Reproduce the data below in full and exclude every picture.

◆ Supplied material ◆
---------------

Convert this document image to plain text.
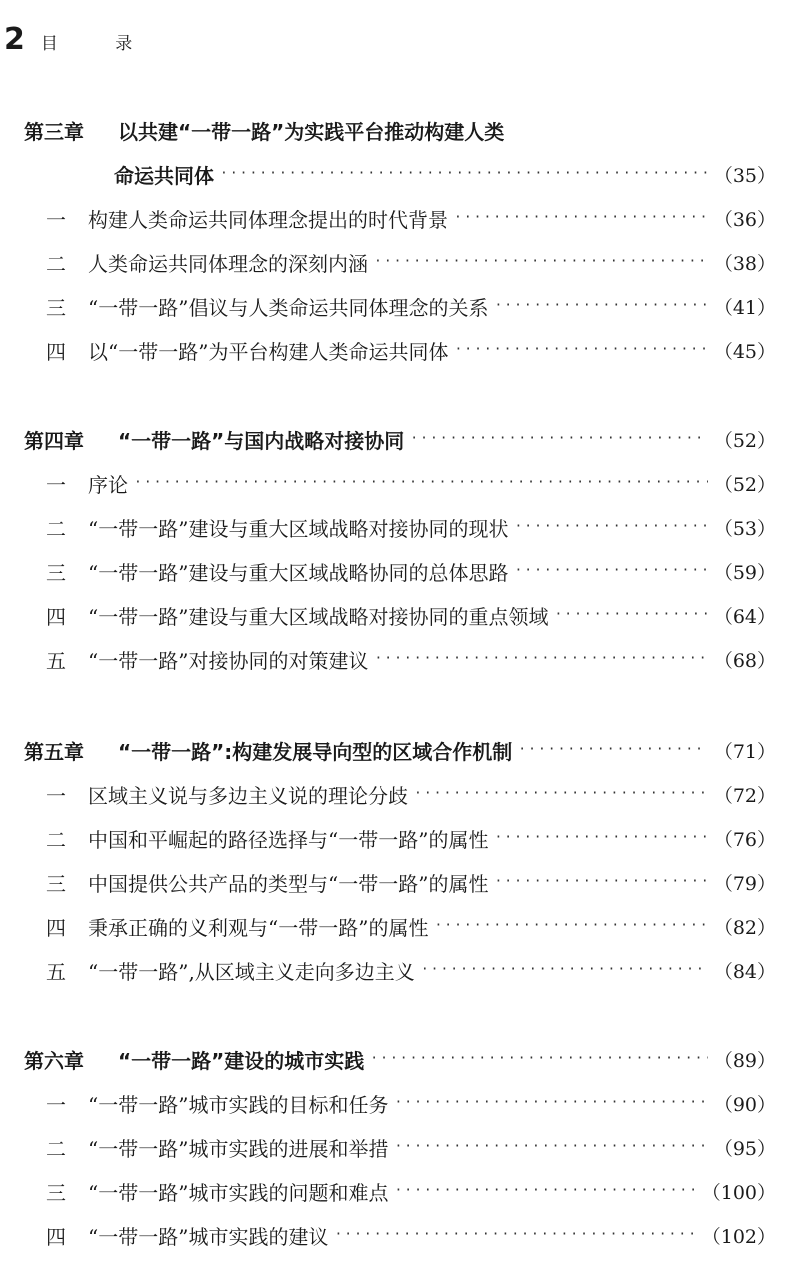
2 目 录
第三章	以共建“一带一路”为实践平台推动构建人类
命运共同体 ·····	（35）
一	构建人类命运共同体理念提出的时代背景 ·····	（36）
二	人类命运共同体理念的深刻内涵 ·····	（38）
三	“一带一路”倡议与人类命运共同体理念的关系 ·····	（41）
四	以“一带一路”为平台构建人类命运共同体 ·····	（45）
第四章	“一带一路”与国内战略对接协同 ·····	（52）
一	序论 ·····	（52）
二	“一带一路”建设与重大区域战略对接协同的现状 ·····	（53）
三	“一带一路”建设与重大区域战略协同的总体思路 ·····	（59）
四	“一带一路”建设与重大区域战略对接协同的重点领域 ·····	（64）
五	“一带一路”对接协同的对策建议 ·····	（68）
第五章	“一带一路”:构建发展导向型的区域合作机制 ·····	（71）
一	区域主义说与多边主义说的理论分歧 ·····	（72）
二	中国和平崛起的路径选择与“一带一路”的属性 ·····	（76）
三	中国提供公共产品的类型与“一带一路”的属性 ·····	（79）
四	秉承正确的义利观与“一带一路”的属性 ·····	（82）
五	“一带一路”,从区域主义走向多边主义 ·····	（84）
第六章	“一带一路”建设的城市实践 ·····	（89）
一	“一带一路”城市实践的目标和任务 ·····	（90）
二	“一带一路”城市实践的进展和举措 ·····	（95）
三	“一带一路”城市实践的问题和难点 ·····	（100）
四	“一带一路”城市实践的建议 ·····	（102）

---------------

◆ Worked solution ◆
Convert this document image to plain text.
2 目 录
第三章	以共建“一带一路”为实践平台推动构建人类
命运共同体 ·····	（35）
一	构建人类命运共同体理念提出的时代背景 ·····	（36）
二	人类命运共同体理念的深刻内涵 ·····	（38）
三	“一带一路”倡议与人类命运共同体理念的关系 ·····	（41）
四	以“一带一路”为平台构建人类命运共同体 ·····	（45）
第四章	“一带一路”与国内战略对接协同 ·····	（52）
一	序论 ·····	（52）
二	“一带一路”建设与重大区域战略对接协同的现状 ·····	（53）
三	“一带一路”建设与重大区域战略协同的总体思路 ·····	（59）
四	“一带一路”建设与重大区域战略对接协同的重点领域 ·····	（64）
五	“一带一路”对接协同的对策建议 ·····	（68）
第五章	“一带一路”:构建发展导向型的区域合作机制 ·····	（71）
一	区域主义说与多边主义说的理论分歧 ·····	（72）
二	中国和平崛起的路径选择与“一带一路”的属性 ·····	（76）
三	中国提供公共产品的类型与“一带一路”的属性 ·····	（79）
四	秉承正确的义利观与“一带一路”的属性 ·····	（82）
五	“一带一路”,从区域主义走向多边主义 ·····	（84）
第六章	“一带一路”建设的城市实践 ·····	（89）
一	“一带一路”城市实践的目标和任务 ·····	（90）
二	“一带一路”城市实践的进展和举措 ·····	（95）
三	“一带一路”城市实践的问题和难点 ·····	（100）
四	“一带一路”城市实践的建议 ·····	（102）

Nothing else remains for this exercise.